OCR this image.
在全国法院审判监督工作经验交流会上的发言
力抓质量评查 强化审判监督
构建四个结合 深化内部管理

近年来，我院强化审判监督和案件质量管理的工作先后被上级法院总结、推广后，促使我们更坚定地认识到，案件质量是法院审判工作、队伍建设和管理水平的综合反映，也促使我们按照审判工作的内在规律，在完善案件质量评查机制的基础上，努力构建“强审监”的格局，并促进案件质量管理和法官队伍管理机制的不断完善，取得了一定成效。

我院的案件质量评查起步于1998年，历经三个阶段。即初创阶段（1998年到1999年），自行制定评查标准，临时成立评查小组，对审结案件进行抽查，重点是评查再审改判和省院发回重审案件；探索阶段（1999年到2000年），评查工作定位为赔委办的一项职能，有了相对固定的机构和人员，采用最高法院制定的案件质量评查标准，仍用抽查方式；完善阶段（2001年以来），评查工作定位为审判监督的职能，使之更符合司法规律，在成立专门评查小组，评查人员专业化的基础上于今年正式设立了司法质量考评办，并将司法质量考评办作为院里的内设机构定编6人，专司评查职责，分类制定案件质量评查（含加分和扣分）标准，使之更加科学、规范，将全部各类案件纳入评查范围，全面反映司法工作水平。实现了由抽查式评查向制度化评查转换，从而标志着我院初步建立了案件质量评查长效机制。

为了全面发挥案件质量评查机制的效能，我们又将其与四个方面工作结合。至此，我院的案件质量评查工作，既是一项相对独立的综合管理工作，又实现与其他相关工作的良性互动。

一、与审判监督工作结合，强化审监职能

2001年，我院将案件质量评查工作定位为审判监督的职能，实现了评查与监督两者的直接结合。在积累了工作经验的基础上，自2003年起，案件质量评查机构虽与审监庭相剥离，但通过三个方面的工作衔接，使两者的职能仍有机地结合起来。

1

• • •

* _EXERCISE DIRECTIONS_
Transcribe all of the material exactly. Omit nothing.

* _TASK ANSWER_
OCR this image.
在全国法院审判监督工作经验交流会上的发言
力抓质量评查 强化审判监督
构建四个结合 深化内部管理

近年来，我院强化审判监督和案件质量管理的工作先后被上级法院总结、推广后，促使我们更坚定地认识到，案件质量是法院审判工作、队伍建设和管理水平的综合反映，也促使我们按照审判工作的内在规律，在完善案件质量评查机制的基础上，努力构建“强审监”的格局，并促进案件质量管理和法官队伍管理机制的不断完善，取得了一定成效。

我院的案件质量评查起步于1998年，历经三个阶段。即初创阶段（1998年到1999年），自行制定评查标准，临时成立评查小组，对审结案件进行抽查，重点是评查再审改判和省院发回重审案件；探索阶段（1999年到2000年），评查工作定位为赔委办的一项职能，有了相对固定的机构和人员，采用最高法院制定的案件质量评查标准，仍用抽查方式；完善阶段（2001年以来），评查工作定位为审判监督的职能，使之更符合司法规律，在成立专门评查小组，评查人员专业化的基础上于今年正式设立了司法质量考评办，并将司法质量考评办作为院里的内设机构定编6人，专司评查职责，分类制定案件质量评查（含加分和扣分）标准，使之更加科学、规范，将全部各类案件纳入评查范围，全面反映司法工作水平。实现了由抽查式评查向制度化评查转换，从而标志着我院初步建立了案件质量评查长效机制。

为了全面发挥案件质量评查机制的效能，我们又将其与四个方面工作结合。至此，我院的案件质量评查工作，既是一项相对独立的综合管理工作，又实现与其他相关工作的良性互动。

一、与审判监督工作结合，强化审监职能

2001年，我院将案件质量评查工作定位为审判监督的职能，实现了评查与监督两者的直接结合。在积累了工作经验的基础上，自2003年起，案件质量评查机构虽与审监庭相剥离，但通过三个方面的工作衔接，使两者的职能仍有机地结合起来。

1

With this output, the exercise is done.